= REQUIRED WORK =
Filter the listing below down to the lines containing the word "depend".

START DATASET EXCERPTS

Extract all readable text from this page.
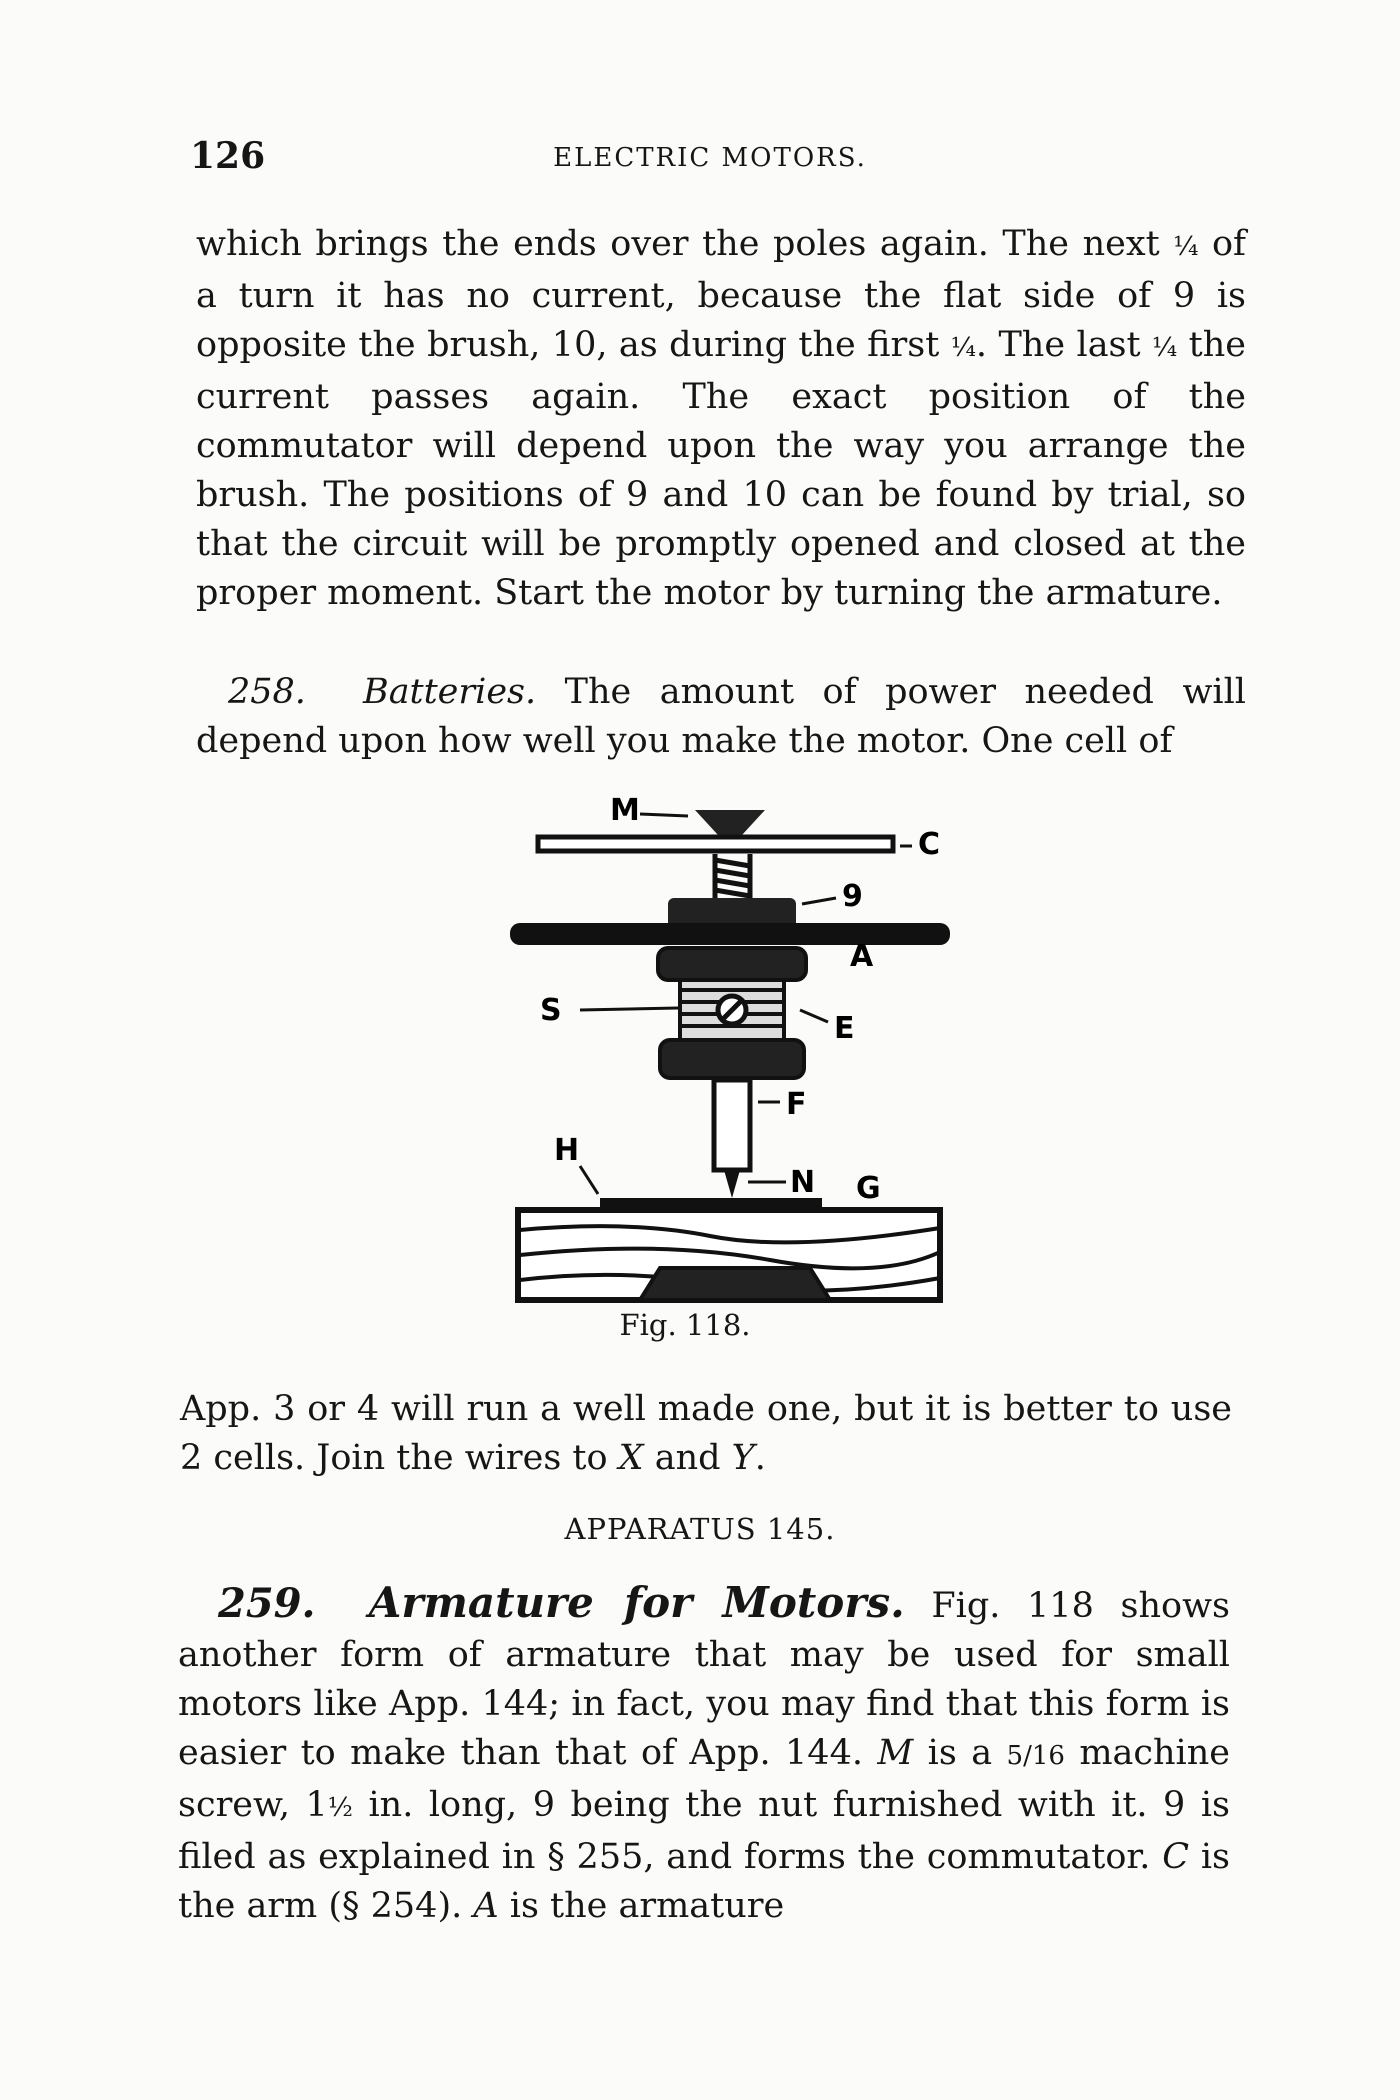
126	ELECTRIC MOTORS.

which brings the ends over the poles again. The next ¼ of a turn it has no current, because the flat side of 9 is opposite the brush, 10, as during the first ¼. The last ¼ the current passes again. The exact position of the commutator will depend upon the way you arrange the brush. The positions of 9 and 10 can be found by trial, so that the circuit will be promptly opened and closed at the proper moment. Start the motor by turning the armature.

258. Batteries. The amount of power needed will depend upon how well you make the motor. One cell of

M
C
9
A
S
E
F
H
N G
Fig. 118.

App. 3 or 4 will run a well made one, but it is better to use 2 cells. Join the wires to X and Y.

APPARATUS 145.

259. Armature for Motors. Fig. 118 shows another form of armature that may be used for small motors like App. 144; in fact, you may find that this form is easier to make than that of App. 144. M is a 5/16 machine screw, 1½ in. long, 9 being the nut furnished with it. 9 is filed as explained in § 255, and forms the commutator. C is the arm (§ 254). A is the armature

END DATASET EXCERPTS

= RESPONSE BELOW =
which brings the ends over the poles again. The next ¼ of a turn it has no current, because the flat side of 9 is opposite the brush, 10, as during the first ¼. The last ¼ the current passes again. The exact position of the commutator will depend upon the way you arrange the brush. The positions of 9 and 10 can be found by trial, so that the circuit will be promptly opened and closed at the proper moment. Start the motor by turning the armature.
258. Batteries. The amount of power needed will depend upon how well you make the motor. One cell of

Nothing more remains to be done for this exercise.